**AIM:**
Quote every line of the material beneath this one.

**RECORDED DATA:**

========================================================================

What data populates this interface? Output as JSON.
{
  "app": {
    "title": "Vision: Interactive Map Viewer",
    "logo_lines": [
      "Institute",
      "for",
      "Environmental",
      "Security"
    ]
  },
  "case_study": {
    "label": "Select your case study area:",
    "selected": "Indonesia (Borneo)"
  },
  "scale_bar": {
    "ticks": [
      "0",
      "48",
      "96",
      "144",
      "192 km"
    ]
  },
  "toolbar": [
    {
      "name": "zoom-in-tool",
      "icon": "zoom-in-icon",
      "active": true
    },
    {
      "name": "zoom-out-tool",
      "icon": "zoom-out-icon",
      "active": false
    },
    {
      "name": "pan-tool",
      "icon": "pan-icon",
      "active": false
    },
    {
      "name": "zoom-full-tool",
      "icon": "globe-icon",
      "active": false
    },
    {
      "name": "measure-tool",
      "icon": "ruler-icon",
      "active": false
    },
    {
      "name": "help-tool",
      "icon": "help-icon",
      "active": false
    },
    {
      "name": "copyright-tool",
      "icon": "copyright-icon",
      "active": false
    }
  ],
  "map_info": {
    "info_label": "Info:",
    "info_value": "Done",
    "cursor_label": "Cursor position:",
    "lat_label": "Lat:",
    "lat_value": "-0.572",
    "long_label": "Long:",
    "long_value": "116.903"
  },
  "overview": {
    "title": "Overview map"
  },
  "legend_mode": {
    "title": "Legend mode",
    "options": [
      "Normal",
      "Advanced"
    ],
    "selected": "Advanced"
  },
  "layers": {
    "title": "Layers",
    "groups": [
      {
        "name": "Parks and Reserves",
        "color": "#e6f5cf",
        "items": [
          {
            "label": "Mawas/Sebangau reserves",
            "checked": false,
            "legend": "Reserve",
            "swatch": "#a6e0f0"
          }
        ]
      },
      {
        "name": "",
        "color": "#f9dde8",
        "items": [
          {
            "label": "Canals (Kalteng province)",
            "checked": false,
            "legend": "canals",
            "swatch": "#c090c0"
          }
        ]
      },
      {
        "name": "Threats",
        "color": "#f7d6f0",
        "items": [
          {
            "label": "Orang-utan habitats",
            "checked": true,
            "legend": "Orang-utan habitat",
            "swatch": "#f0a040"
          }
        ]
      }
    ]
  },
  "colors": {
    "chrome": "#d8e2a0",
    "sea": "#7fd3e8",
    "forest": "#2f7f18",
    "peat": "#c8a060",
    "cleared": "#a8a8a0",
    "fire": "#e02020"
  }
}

========================================================================

**CORRECT OUTPUT:**
What data populates this interface? Output as JSON.
{
  "app": {
    "title": "Vision: Interactive Map Viewer",
    "logo_lines": [
      "Institute",
      "for",
      "Environmental",
      "Security"
    ]
  },
  "case_study": {
    "label": "Select your case study area:",
    "selected": "Indonesia (Borneo)"
  },
  "scale_bar": {
    "ticks": [
      "0",
      "48",
      "96",
      "144",
      "192 km"
    ]
  },
  "toolbar": [
    {
      "name": "zoom-in-tool",
      "icon": "zoom-in-icon",
      "active": true
    },
    {
      "name": "zoom-out-tool",
      "icon": "zoom-out-icon",
      "active": false
    },
    {
      "name": "pan-tool",
      "icon": "pan-icon",
      "active": false
    },
    {
      "name": "zoom-full-tool",
      "icon": "globe-icon",
      "active": false
    },
    {
      "name": "measure-tool",
      "icon": "ruler-icon",
      "active": false
    },
    {
      "name": "help-tool",
      "icon": "help-icon",
      "active": false
    },
    {
      "name": "copyright-tool",
      "icon": "copyright-icon",
      "active": false
    }
  ],
  "map_info": {
    "info_label": "Info:",
    "info_value": "Done",
    "cursor_label": "Cursor position:",
    "lat_label": "Lat:",
    "lat_value": "-0.572",
    "long_label": "Long:",
    "long_value": "116.903"
  },
  "overview": {
    "title": "Overview map"
  },
  "legend_mode": {
    "title": "Legend mode",
    "options": [
      "Normal",
      "Advanced"
    ],
    "selected": "Advanced"
  },
  "layers": {
    "title": "Layers",
    "groups": [
      {
        "name": "Parks and Reserves",
        "color": "#e6f5cf",
        "items": [
          {
            "label": "Mawas/Sebangau reserves",
            "checked": false,
            "legend": "Reserve",
            "swatch": "#a6e0f0"
          }
        ]
      },
      {
        "name": "",
        "color": "#f9dde8",
        "items": [
          {
            "label": "Canals (Kalteng province)",
            "checked": false,
            "legend": "canals",
            "swatch": "#c090c0"
          }
        ]
      },
      {
        "name": "Threats",
        "color": "#f7d6f0",
        "items": [
          {
            "label": "Orang-utan habitats",
            "checked": true,
            "legend": "Orang-utan habitat",
            "swatch": "#f0a040"
          }
        ]
      }
    ]
  },
  "colors": {
    "chrome": "#d8e2a0",
    "sea": "#7fd3e8",
    "forest": "#2f7f18",
    "peat": "#c8a060",
    "cleared": "#a8a8a0",
    "fire": "#e02020"
  }
}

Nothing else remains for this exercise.